Extracted data entries:
****************

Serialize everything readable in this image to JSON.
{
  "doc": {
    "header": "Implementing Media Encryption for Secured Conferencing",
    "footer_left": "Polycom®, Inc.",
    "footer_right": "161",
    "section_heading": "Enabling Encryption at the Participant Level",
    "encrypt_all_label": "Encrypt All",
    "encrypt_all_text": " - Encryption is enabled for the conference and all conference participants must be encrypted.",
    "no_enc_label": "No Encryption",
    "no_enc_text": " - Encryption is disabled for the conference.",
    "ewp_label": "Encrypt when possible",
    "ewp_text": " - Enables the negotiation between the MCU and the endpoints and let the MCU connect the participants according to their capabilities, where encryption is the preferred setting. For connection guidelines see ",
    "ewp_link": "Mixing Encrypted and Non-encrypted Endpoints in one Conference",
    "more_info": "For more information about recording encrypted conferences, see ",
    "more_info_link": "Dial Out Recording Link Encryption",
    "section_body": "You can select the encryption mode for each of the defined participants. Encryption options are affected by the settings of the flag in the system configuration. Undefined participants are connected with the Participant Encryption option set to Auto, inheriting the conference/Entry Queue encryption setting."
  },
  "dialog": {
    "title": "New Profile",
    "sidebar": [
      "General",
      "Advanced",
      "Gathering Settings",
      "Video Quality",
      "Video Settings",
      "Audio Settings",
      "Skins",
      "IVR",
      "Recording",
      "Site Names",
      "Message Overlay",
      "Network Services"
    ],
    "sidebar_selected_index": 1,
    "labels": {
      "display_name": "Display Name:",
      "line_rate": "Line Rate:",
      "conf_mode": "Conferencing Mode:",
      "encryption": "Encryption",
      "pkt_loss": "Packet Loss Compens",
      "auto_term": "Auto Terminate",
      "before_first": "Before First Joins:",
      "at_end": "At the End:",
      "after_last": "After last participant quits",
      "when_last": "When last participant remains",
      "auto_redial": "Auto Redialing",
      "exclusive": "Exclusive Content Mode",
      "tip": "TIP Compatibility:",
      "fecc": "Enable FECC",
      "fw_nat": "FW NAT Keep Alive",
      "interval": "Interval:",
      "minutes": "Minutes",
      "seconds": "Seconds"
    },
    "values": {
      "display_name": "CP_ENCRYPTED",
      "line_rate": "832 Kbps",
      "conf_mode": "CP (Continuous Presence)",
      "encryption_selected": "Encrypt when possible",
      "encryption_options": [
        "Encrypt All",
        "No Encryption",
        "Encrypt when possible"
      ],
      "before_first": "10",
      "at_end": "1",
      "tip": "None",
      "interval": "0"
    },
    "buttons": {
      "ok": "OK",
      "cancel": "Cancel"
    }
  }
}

****************

*GIVEN PROBLEM*: Report all lines of the material that contain the word "possible".

*EXPECTED ANSWER*:
    "ewp_label": "Encrypt when possible",
      "encryption_selected": "Encrypt when possible",
        "Encrypt when possible"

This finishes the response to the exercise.